(YOUR GOAL) All of the lines below are to be transcribed faithfully, with pictures excluded from the copy.

Recorded data:
--*--

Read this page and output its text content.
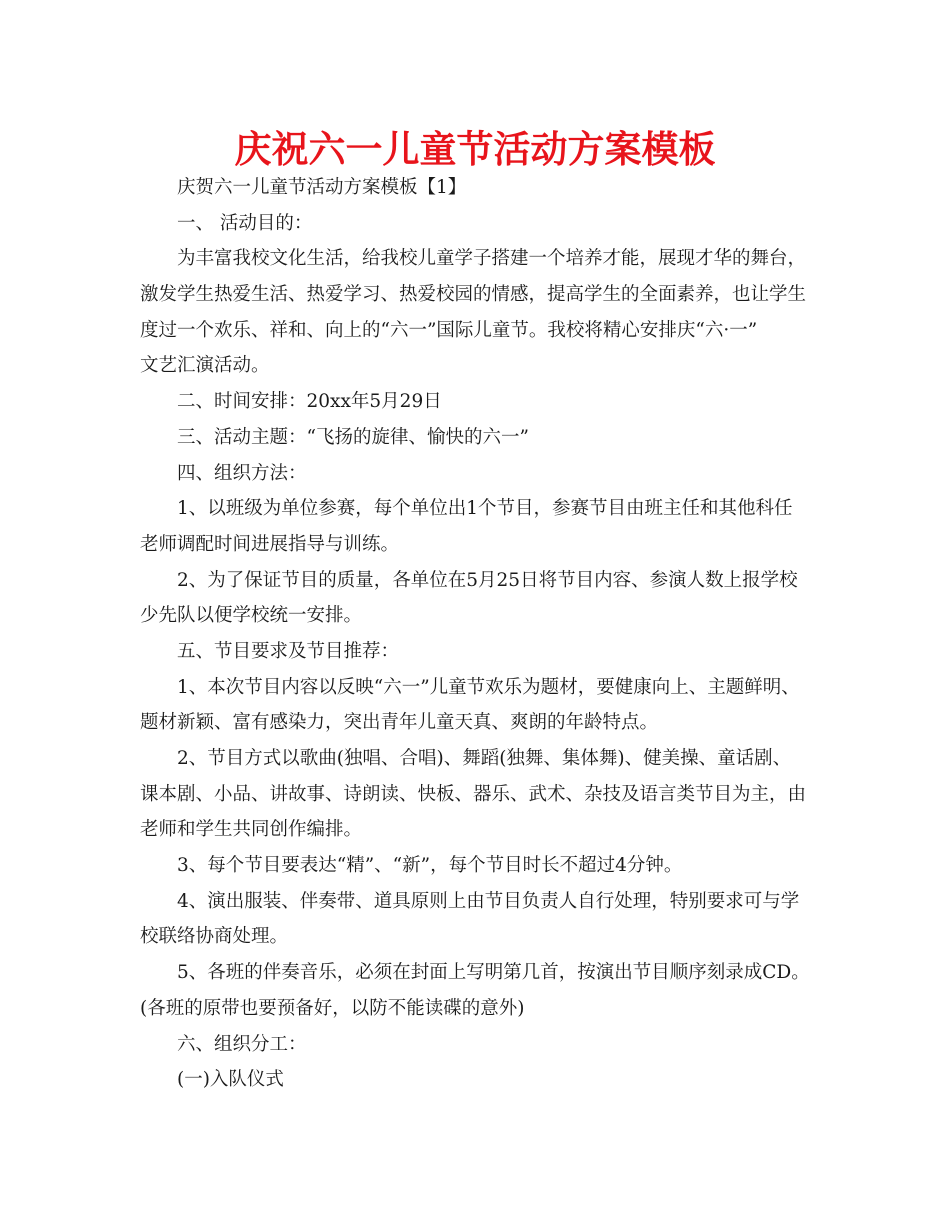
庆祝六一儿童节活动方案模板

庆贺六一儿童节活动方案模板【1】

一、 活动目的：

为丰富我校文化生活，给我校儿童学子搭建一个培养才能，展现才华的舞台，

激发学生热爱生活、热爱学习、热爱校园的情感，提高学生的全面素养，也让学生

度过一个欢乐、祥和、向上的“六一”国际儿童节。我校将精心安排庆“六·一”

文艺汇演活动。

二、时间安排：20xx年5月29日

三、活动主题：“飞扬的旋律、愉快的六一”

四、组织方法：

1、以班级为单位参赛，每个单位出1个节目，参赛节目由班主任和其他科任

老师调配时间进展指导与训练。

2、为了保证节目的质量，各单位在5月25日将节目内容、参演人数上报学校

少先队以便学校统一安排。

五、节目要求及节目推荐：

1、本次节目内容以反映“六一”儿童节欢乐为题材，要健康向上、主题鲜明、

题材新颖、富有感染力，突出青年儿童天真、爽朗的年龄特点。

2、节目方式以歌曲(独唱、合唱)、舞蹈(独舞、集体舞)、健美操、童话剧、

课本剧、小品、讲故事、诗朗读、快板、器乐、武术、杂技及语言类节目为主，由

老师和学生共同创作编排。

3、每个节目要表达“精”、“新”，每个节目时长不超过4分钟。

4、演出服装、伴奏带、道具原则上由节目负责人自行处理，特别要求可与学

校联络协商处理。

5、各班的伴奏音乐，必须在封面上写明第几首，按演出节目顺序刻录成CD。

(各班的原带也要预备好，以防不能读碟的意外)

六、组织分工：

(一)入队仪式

--*--

(FINISHED TASK)
Read this page and output its text content.
庆祝六一儿童节活动方案模板

庆贺六一儿童节活动方案模板【1】

一、 活动目的：

为丰富我校文化生活，给我校儿童学子搭建一个培养才能，展现才华的舞台，

激发学生热爱生活、热爱学习、热爱校园的情感，提高学生的全面素养，也让学生

度过一个欢乐、祥和、向上的“六一”国际儿童节。我校将精心安排庆“六·一”

文艺汇演活动。

二、时间安排：20xx年5月29日

三、活动主题：“飞扬的旋律、愉快的六一”

四、组织方法：

1、以班级为单位参赛，每个单位出1个节目，参赛节目由班主任和其他科任

老师调配时间进展指导与训练。

2、为了保证节目的质量，各单位在5月25日将节目内容、参演人数上报学校

少先队以便学校统一安排。

五、节目要求及节目推荐：

1、本次节目内容以反映“六一”儿童节欢乐为题材，要健康向上、主题鲜明、

题材新颖、富有感染力，突出青年儿童天真、爽朗的年龄特点。

2、节目方式以歌曲(独唱、合唱)、舞蹈(独舞、集体舞)、健美操、童话剧、

课本剧、小品、讲故事、诗朗读、快板、器乐、武术、杂技及语言类节目为主，由

老师和学生共同创作编排。

3、每个节目要表达“精”、“新”，每个节目时长不超过4分钟。

4、演出服装、伴奏带、道具原则上由节目负责人自行处理，特别要求可与学

校联络协商处理。

5、各班的伴奏音乐，必须在封面上写明第几首，按演出节目顺序刻录成CD。

(各班的原带也要预备好，以防不能读碟的意外)

六、组织分工：

(一)入队仪式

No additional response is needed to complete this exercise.